## Exercise materials
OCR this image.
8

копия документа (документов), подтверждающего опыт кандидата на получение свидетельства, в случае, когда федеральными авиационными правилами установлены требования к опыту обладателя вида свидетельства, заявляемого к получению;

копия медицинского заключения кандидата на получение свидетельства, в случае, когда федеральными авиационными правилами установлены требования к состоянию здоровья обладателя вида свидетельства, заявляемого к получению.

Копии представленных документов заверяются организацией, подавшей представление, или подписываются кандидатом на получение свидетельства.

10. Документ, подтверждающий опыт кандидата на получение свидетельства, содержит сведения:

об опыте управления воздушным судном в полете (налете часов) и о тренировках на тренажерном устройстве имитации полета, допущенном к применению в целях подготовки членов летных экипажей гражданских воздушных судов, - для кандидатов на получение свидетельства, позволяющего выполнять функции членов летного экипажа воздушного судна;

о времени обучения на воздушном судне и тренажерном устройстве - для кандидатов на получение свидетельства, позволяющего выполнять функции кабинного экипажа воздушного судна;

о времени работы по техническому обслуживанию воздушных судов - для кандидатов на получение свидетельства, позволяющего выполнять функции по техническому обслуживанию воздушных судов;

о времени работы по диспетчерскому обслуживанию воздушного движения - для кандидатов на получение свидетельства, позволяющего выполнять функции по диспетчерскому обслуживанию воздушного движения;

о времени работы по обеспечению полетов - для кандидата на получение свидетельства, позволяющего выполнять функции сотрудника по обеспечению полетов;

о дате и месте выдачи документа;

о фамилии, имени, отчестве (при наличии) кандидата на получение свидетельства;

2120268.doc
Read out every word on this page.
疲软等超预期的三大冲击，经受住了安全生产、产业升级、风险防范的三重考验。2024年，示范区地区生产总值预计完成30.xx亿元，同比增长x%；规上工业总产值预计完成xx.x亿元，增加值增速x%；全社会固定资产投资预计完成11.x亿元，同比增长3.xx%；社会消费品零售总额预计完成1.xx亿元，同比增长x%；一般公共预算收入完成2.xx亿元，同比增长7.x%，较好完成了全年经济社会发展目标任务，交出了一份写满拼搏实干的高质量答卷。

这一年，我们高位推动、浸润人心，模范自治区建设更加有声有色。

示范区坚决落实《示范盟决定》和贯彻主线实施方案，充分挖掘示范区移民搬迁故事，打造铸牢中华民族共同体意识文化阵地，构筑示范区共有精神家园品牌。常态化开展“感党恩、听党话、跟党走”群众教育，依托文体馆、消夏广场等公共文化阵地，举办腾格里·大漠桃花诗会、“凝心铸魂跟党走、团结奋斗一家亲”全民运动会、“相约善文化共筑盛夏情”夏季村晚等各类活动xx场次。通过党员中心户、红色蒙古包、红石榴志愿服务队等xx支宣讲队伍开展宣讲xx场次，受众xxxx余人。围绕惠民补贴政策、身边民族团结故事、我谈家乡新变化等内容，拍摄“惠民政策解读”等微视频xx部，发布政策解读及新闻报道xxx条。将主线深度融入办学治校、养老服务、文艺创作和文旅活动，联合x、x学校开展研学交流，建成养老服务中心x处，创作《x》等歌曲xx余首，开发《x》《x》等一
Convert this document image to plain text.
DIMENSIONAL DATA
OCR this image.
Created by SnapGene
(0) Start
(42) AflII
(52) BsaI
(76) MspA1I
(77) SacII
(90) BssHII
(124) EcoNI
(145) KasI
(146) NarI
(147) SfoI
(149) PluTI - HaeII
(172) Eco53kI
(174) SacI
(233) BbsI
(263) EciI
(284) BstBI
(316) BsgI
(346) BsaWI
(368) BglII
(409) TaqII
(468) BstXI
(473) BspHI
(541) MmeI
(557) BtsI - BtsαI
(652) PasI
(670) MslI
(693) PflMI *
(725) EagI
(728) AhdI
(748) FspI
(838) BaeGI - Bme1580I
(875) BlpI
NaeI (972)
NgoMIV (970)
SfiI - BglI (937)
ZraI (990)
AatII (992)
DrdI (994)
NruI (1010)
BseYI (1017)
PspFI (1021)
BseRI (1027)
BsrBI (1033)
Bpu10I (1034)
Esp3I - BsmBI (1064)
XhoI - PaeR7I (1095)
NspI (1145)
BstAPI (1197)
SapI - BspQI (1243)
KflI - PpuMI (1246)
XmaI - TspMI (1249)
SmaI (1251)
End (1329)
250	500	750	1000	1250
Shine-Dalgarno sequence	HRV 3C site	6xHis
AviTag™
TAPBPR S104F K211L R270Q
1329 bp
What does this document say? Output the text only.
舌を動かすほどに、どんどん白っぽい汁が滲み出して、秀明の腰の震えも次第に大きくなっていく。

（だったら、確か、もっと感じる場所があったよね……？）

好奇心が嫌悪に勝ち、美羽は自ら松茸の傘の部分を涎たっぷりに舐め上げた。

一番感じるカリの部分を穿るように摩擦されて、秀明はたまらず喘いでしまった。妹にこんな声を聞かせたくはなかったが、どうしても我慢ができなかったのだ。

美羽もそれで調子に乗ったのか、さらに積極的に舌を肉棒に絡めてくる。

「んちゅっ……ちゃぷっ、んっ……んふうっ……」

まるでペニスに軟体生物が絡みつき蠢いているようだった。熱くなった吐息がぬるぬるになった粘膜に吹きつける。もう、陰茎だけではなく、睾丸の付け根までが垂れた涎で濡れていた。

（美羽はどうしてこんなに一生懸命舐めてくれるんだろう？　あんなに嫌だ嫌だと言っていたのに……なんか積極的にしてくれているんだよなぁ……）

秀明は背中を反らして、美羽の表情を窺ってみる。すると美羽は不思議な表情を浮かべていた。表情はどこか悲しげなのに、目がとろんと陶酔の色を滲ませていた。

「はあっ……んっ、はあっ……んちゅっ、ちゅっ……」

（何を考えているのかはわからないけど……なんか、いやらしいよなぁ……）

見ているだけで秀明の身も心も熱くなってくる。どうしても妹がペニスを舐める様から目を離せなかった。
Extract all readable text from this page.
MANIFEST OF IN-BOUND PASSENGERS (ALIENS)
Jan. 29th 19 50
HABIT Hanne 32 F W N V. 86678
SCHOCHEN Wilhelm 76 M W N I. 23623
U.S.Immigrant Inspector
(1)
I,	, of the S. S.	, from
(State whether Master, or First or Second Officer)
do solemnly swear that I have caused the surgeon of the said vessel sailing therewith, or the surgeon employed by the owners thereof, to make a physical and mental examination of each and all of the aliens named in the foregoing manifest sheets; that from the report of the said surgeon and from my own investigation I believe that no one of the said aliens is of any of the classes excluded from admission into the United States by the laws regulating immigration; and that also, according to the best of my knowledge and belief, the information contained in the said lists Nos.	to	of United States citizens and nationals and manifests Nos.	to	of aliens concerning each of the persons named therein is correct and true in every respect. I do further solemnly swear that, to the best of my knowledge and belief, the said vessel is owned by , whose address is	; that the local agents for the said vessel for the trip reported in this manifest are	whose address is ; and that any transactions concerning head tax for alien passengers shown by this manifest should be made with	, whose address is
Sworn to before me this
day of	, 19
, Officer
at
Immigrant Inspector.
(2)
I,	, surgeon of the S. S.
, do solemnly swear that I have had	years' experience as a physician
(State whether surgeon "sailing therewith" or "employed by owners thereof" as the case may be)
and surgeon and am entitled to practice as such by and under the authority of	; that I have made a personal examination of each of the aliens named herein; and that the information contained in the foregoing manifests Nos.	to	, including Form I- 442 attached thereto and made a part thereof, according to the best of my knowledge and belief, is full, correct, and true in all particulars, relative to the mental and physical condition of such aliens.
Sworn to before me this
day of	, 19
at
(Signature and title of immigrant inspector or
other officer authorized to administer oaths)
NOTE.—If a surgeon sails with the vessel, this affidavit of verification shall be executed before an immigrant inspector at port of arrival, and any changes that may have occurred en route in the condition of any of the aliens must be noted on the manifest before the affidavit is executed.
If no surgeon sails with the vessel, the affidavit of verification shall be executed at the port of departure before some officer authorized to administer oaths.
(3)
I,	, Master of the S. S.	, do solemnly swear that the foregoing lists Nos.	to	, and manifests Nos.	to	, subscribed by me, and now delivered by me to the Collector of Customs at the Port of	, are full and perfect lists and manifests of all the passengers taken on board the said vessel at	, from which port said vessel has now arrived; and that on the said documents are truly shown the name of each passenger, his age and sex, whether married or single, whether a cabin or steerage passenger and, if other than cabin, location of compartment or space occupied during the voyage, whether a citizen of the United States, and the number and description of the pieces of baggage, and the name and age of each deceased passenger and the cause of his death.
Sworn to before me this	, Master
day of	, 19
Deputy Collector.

## What the task requires
How many lines of the data contain the word "administer"? Answer with the number alone.

## Response to the exercise
2